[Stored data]
>> START
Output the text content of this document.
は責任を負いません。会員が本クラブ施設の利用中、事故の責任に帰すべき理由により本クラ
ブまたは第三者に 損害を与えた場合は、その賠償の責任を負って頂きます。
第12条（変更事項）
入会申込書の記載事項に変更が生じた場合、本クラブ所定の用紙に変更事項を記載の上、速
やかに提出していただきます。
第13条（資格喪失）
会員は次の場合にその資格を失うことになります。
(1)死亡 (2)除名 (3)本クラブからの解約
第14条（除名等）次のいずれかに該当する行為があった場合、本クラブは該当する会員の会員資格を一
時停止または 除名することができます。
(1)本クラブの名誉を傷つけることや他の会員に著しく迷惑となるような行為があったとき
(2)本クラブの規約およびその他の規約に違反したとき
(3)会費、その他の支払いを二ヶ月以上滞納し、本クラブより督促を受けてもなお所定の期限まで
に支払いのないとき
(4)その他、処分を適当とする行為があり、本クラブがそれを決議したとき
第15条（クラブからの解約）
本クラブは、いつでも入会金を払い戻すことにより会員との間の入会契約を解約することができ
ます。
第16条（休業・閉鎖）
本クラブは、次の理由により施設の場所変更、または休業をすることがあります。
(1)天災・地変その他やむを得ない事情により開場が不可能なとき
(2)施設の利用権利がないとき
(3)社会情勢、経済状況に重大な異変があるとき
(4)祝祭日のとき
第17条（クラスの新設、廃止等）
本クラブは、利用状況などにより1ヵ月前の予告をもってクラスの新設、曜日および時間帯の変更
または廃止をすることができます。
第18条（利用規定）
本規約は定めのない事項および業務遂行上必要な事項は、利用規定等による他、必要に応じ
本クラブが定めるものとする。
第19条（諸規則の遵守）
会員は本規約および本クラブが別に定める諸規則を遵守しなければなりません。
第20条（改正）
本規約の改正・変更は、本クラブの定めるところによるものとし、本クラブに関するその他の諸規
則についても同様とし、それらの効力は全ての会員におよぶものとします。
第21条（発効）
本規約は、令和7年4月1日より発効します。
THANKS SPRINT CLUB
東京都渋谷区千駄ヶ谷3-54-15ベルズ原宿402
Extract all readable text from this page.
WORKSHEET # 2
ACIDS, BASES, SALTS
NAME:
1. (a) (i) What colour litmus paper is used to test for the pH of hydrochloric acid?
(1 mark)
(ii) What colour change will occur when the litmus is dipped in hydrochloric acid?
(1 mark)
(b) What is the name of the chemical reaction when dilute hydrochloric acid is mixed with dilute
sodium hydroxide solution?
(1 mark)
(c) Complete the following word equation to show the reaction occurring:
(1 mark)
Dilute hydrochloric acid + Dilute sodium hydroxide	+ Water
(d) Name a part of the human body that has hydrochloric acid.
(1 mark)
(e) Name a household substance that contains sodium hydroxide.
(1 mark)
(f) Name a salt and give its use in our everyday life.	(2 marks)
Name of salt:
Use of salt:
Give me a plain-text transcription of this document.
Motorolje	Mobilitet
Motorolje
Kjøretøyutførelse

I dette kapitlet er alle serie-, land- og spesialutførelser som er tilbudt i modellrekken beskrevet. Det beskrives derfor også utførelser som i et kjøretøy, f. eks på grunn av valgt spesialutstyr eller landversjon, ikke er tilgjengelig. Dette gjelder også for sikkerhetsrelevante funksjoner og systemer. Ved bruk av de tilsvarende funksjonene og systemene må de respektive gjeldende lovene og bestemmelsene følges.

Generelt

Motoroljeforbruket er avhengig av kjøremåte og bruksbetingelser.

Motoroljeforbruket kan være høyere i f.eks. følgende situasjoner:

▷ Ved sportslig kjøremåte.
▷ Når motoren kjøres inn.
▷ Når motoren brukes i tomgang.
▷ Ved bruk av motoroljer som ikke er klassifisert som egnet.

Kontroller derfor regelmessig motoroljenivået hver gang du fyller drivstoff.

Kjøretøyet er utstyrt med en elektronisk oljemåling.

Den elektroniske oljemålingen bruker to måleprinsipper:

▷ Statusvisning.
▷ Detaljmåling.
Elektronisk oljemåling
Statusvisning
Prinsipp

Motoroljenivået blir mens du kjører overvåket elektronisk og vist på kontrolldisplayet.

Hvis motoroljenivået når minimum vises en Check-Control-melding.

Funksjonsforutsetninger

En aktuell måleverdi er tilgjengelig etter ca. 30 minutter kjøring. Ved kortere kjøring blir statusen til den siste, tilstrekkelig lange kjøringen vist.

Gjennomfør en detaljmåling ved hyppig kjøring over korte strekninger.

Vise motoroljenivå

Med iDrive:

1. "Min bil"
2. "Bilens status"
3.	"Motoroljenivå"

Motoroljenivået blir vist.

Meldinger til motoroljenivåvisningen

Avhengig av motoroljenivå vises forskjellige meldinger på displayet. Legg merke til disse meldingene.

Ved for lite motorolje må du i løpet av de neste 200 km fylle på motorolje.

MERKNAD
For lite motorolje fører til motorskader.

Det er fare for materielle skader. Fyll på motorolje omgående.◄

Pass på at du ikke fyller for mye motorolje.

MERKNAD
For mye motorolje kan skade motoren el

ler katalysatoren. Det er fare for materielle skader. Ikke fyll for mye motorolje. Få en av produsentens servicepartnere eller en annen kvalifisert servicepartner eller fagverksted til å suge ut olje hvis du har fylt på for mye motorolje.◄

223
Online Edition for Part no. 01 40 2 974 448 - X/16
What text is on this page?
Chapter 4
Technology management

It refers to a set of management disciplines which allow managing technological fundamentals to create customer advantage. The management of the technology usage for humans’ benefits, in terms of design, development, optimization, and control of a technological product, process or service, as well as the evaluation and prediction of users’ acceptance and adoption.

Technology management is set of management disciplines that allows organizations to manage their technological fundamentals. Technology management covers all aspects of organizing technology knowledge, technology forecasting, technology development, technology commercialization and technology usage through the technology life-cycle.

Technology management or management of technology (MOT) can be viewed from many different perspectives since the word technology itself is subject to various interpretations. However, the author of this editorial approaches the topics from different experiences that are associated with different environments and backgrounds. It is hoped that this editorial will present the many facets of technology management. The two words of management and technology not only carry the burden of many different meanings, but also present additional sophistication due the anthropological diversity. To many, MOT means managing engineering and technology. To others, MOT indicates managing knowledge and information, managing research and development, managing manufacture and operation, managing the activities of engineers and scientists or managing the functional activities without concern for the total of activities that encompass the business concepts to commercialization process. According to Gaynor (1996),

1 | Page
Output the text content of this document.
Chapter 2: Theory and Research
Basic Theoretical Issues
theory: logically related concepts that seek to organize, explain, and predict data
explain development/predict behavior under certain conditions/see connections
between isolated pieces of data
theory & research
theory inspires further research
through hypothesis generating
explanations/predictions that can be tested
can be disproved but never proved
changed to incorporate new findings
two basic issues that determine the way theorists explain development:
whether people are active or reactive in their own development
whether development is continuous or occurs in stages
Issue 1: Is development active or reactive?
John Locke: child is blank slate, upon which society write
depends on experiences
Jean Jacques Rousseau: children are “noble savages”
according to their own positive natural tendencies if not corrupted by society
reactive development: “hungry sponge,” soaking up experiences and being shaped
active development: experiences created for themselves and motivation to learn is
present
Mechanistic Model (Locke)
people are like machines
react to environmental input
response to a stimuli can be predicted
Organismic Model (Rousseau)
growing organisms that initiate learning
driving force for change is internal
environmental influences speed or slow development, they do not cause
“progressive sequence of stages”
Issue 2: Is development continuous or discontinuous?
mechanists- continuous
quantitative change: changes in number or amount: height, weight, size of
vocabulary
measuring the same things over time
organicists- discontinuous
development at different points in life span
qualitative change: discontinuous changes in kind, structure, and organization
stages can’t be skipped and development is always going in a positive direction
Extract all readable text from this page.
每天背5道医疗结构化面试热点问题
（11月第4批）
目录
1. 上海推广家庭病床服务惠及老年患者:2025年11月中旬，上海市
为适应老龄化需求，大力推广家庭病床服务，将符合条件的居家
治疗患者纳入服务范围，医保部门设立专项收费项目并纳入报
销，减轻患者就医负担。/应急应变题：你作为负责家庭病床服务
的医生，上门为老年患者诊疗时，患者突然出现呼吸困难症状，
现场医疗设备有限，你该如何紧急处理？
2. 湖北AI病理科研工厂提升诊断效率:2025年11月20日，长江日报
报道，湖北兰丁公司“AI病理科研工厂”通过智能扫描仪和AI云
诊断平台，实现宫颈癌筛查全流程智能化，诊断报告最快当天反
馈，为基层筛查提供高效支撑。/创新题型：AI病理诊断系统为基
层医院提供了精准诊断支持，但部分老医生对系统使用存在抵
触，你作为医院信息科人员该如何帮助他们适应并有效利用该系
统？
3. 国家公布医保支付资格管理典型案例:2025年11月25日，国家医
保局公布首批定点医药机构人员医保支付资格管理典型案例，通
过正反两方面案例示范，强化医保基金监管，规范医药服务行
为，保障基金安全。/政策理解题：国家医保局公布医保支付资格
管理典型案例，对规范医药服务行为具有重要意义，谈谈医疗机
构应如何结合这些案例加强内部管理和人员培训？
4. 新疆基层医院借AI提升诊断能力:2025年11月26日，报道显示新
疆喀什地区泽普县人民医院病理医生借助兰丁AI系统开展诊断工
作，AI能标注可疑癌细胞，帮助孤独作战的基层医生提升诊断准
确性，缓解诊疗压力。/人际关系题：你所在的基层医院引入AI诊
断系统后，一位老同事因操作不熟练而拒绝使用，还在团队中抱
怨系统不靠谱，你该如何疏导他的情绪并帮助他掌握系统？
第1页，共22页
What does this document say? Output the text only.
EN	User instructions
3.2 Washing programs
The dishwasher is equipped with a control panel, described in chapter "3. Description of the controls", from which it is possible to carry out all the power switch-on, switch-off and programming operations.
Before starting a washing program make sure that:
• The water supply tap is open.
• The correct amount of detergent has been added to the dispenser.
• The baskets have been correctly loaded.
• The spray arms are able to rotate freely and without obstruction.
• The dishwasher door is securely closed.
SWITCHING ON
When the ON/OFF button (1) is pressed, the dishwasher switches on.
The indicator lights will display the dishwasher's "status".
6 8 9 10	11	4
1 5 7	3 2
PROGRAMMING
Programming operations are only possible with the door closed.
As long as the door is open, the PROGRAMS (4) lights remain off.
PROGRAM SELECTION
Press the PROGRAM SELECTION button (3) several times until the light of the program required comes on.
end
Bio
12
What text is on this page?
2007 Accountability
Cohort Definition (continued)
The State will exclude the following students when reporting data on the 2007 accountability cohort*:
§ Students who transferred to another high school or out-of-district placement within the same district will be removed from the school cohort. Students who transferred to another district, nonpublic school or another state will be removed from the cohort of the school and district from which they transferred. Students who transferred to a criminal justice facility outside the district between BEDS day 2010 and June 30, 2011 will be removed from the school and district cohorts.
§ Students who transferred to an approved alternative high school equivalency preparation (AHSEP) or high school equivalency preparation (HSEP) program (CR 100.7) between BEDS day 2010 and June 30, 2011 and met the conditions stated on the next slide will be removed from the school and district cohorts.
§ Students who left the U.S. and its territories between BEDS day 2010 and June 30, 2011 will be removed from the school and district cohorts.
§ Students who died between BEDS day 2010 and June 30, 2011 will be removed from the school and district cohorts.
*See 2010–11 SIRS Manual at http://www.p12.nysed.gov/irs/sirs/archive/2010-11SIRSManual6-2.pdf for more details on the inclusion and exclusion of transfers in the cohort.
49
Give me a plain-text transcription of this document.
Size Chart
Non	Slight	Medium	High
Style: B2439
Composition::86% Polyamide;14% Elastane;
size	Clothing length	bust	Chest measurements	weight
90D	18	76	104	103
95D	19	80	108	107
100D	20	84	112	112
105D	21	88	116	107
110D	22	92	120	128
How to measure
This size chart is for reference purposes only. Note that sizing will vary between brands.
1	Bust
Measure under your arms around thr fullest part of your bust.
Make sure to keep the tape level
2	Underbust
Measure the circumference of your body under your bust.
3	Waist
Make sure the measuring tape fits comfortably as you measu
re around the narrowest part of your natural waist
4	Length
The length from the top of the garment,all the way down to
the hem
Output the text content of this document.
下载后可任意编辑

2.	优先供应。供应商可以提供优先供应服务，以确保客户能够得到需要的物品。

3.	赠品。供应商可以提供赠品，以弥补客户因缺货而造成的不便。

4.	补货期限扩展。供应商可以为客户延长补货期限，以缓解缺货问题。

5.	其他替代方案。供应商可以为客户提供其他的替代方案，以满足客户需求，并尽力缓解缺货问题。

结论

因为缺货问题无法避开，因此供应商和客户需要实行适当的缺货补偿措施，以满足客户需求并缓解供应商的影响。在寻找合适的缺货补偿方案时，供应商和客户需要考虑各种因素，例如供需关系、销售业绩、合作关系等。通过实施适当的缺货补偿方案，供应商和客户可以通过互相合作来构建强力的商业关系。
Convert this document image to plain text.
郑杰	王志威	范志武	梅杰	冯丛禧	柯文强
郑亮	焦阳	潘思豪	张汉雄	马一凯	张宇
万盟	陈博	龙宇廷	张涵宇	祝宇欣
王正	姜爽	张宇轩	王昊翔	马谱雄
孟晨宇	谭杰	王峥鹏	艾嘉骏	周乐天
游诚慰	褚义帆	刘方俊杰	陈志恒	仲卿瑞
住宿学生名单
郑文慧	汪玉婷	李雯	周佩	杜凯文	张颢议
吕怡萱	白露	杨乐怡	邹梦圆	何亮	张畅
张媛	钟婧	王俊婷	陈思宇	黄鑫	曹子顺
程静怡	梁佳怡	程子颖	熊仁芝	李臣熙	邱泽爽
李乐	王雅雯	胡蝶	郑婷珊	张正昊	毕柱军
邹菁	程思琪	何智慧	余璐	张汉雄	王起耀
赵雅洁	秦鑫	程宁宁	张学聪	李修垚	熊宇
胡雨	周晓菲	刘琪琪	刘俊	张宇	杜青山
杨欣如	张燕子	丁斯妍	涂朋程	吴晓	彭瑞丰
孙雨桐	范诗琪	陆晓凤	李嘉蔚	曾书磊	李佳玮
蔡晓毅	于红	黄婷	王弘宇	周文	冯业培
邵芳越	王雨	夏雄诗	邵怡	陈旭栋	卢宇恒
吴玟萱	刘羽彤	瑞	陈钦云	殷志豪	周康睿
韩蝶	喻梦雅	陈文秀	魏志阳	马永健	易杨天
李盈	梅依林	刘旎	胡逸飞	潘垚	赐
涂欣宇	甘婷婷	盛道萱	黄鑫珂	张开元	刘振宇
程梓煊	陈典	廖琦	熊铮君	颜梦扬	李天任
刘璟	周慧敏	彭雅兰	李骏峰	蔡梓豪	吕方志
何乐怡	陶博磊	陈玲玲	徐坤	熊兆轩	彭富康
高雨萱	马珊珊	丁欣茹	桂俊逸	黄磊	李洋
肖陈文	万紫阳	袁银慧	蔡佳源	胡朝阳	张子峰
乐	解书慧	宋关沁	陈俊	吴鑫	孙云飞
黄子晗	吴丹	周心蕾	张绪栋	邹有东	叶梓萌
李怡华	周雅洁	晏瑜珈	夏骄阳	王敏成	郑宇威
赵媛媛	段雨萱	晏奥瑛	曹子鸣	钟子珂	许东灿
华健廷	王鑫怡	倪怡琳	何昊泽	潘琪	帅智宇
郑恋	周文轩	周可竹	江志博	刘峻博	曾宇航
>> END
### Task to complete
Copy each line that holds the word "hydroxide".

### Answer
sodium hydroxide solution?
Dilute hydrochloric acid + Dilute sodium hydroxide	+ Water
(e) Name a household substance that contains sodium hydroxide.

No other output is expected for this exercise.